===== Stored records
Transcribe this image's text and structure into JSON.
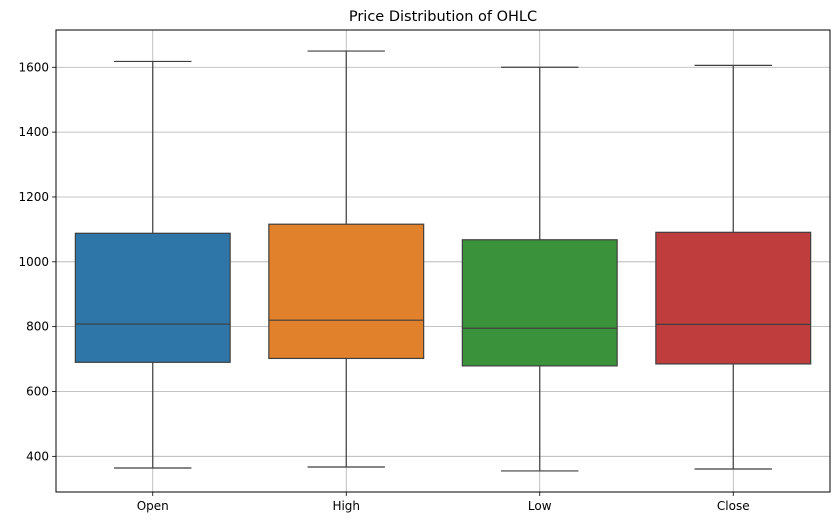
{
  "chart_data": {
    "type": "box",
    "title": "Price Distribution of OHLC",
    "xlabel": "",
    "ylabel": "",
    "categories": [
      "Open",
      "High",
      "Low",
      "Close"
    ],
    "ylim": [
      290,
      1715
    ],
    "yticks": [
      400,
      600,
      800,
      1000,
      1200,
      1400,
      1600
    ],
    "ytick_labels": [
      "400",
      "600",
      "800",
      "1000",
      "1200",
      "1400",
      "1600"
    ],
    "grid": true,
    "series": [
      {
        "name": "Open",
        "color": "#2e75a8",
        "whisker_low": 364,
        "q1": 690,
        "median": 808,
        "q3": 1088,
        "whisker_high": 1618
      },
      {
        "name": "High",
        "color": "#e1812c",
        "whisker_low": 367,
        "q1": 702,
        "median": 820,
        "q3": 1116,
        "whisker_high": 1650
      },
      {
        "name": "Low",
        "color": "#3a923a",
        "whisker_low": 355,
        "q1": 679,
        "median": 795,
        "q3": 1068,
        "whisker_high": 1600
      },
      {
        "name": "Close",
        "color": "#c03d3e",
        "whisker_low": 361,
        "q1": 685,
        "median": 807,
        "q3": 1091,
        "whisker_high": 1606
      }
    ]
  }
}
==========
Among the entries above, identify all lines with "median" and copy them.

        "median": 808,
        "median": 820,
        "median": 795,
        "median": 807,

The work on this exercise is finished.